WRITTEN TASK:
Give back exactly the lines that run from the line containing "What's the underlying" through the end of the listing below. Leave out every other line.

Figure dataset records
-- start --

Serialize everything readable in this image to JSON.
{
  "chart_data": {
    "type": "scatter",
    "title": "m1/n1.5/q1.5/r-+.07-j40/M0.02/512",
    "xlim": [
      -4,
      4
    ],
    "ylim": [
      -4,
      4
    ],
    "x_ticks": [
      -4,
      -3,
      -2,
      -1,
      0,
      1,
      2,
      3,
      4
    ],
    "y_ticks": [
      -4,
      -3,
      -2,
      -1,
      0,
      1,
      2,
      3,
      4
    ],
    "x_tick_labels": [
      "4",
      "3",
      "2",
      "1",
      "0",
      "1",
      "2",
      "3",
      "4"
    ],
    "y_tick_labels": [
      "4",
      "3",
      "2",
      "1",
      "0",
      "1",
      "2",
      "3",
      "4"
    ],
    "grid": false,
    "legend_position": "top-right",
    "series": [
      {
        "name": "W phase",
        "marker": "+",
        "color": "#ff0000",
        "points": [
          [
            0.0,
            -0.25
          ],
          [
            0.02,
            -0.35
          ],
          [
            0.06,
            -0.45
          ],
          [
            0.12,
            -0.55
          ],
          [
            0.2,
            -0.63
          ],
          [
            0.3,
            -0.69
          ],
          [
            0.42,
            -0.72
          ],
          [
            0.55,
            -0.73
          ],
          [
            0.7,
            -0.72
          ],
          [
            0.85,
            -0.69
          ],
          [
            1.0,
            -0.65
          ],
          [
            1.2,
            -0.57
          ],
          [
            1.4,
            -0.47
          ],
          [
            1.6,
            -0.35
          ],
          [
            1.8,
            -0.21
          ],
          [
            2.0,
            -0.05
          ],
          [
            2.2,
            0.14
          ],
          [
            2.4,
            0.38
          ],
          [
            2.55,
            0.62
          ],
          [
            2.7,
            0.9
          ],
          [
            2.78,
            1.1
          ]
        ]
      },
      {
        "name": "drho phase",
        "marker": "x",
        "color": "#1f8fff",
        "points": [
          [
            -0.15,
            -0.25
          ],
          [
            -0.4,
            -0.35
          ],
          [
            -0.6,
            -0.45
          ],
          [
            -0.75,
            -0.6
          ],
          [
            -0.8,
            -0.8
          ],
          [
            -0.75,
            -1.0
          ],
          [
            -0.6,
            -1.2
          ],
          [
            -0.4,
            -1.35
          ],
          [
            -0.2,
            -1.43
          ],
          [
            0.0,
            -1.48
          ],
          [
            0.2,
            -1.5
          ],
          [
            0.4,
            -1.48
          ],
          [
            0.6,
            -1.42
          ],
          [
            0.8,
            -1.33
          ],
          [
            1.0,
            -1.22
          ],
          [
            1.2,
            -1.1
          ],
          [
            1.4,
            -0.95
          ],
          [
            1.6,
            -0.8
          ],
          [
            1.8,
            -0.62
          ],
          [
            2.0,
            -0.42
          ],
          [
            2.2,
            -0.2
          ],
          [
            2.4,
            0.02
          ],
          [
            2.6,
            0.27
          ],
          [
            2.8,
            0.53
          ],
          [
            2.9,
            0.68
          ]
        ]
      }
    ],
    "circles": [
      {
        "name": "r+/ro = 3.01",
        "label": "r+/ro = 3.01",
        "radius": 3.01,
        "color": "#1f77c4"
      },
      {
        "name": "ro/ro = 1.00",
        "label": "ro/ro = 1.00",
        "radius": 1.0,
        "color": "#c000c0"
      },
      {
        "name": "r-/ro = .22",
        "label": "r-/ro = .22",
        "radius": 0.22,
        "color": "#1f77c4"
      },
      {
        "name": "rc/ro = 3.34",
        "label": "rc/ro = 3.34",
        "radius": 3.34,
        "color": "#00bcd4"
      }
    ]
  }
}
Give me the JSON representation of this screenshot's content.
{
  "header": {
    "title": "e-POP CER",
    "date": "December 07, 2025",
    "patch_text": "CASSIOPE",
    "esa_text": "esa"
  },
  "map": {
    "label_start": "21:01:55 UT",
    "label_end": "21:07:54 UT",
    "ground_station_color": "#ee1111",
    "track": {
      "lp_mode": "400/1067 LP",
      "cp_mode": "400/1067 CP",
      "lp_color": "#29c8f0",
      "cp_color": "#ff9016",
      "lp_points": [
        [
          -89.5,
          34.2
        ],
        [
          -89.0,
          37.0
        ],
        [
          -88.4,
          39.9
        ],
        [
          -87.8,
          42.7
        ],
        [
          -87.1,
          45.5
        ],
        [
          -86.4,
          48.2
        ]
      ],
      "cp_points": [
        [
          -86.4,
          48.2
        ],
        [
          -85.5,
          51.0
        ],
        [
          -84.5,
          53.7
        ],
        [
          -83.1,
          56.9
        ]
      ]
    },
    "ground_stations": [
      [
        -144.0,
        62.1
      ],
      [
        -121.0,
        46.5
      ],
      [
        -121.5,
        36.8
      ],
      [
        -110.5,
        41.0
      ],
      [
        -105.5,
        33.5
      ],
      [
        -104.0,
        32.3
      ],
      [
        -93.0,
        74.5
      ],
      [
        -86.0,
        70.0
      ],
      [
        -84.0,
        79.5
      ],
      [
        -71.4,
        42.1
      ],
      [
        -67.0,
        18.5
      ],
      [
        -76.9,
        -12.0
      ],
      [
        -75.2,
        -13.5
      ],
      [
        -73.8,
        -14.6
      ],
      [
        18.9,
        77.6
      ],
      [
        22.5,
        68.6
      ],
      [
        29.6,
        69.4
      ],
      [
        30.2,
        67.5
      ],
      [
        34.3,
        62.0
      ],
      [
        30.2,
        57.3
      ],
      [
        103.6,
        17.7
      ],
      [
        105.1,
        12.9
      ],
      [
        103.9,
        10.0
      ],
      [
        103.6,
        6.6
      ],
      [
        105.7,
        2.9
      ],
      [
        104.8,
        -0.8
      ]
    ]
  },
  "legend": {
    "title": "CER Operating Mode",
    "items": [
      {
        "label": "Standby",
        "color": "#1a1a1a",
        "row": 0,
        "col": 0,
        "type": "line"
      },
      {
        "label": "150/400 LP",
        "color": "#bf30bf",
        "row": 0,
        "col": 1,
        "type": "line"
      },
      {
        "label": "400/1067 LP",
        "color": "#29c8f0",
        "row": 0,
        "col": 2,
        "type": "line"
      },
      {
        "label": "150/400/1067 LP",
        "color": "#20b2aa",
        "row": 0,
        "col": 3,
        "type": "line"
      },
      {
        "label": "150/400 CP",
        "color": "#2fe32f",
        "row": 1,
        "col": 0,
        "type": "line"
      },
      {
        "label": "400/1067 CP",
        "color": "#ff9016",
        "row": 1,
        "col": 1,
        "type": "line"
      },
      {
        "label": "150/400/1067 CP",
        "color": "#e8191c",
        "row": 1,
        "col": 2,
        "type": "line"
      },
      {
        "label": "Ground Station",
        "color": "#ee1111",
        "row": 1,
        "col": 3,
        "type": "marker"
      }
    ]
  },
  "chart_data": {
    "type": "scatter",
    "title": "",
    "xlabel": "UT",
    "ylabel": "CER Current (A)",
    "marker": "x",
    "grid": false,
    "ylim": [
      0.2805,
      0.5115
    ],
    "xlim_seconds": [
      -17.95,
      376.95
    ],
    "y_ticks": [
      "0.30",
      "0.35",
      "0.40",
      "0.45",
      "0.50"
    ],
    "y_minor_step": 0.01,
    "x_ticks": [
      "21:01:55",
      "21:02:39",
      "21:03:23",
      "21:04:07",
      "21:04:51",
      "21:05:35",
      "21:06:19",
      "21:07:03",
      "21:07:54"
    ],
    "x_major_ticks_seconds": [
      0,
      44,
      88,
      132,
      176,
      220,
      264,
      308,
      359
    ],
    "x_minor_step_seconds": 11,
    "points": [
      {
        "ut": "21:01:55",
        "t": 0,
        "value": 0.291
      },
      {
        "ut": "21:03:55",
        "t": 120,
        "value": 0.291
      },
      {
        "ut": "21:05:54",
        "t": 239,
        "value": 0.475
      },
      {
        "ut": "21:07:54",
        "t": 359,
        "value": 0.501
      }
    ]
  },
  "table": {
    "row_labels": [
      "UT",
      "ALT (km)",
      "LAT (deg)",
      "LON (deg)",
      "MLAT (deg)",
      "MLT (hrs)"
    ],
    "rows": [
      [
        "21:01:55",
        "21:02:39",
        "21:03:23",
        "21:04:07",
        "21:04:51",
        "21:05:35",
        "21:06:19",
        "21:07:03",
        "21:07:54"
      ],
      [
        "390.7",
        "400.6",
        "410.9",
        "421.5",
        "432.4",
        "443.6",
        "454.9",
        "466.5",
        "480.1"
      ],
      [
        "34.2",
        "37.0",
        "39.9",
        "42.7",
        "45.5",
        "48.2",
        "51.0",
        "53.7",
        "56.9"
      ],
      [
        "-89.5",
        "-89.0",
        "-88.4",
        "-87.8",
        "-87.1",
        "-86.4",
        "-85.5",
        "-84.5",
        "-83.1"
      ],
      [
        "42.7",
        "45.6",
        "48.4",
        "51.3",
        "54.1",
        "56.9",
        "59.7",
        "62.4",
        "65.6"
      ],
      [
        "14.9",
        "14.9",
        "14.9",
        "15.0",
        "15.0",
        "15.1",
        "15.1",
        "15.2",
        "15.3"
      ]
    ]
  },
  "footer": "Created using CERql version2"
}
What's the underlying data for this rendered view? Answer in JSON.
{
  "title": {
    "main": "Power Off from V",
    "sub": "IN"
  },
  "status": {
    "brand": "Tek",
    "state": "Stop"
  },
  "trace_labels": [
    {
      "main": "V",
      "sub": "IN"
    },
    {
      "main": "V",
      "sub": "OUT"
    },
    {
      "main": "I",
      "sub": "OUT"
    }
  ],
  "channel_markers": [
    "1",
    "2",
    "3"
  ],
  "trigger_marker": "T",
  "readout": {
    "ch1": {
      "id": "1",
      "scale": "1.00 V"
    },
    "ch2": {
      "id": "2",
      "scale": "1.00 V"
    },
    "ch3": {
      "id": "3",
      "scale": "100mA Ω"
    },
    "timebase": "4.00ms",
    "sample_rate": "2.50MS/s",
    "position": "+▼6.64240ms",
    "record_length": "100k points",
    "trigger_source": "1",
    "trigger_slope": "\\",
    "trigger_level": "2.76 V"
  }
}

-- end --

ANSWER FOR THE TASK:
What's the underlying data for this rendered view? Answer in JSON.
{
  "title": {
    "main": "Power Off from V",
    "sub": "IN"
  },
  "status": {
    "brand": "Tek",
    "state": "Stop"
  },
  "trace_labels": [
    {
      "main": "V",
      "sub": "IN"
    },
    {
      "main": "V",
      "sub": "OUT"
    },
    {
      "main": "I",
      "sub": "OUT"
    }
  ],
  "channel_markers": [
    "1",
    "2",
    "3"
  ],
  "trigger_marker": "T",
  "readout": {
    "ch1": {
      "id": "1",
      "scale": "1.00 V"
    },
    "ch2": {
      "id": "2",
      "scale": "1.00 V"
    },
    "ch3": {
      "id": "3",
      "scale": "100mA Ω"
    },
    "timebase": "4.00ms",
    "sample_rate": "2.50MS/s",
    "position": "+▼6.64240ms",
    "record_length": "100k points",
    "trigger_source": "1",
    "trigger_slope": "\\",
    "trigger_level": "2.76 V"
  }
}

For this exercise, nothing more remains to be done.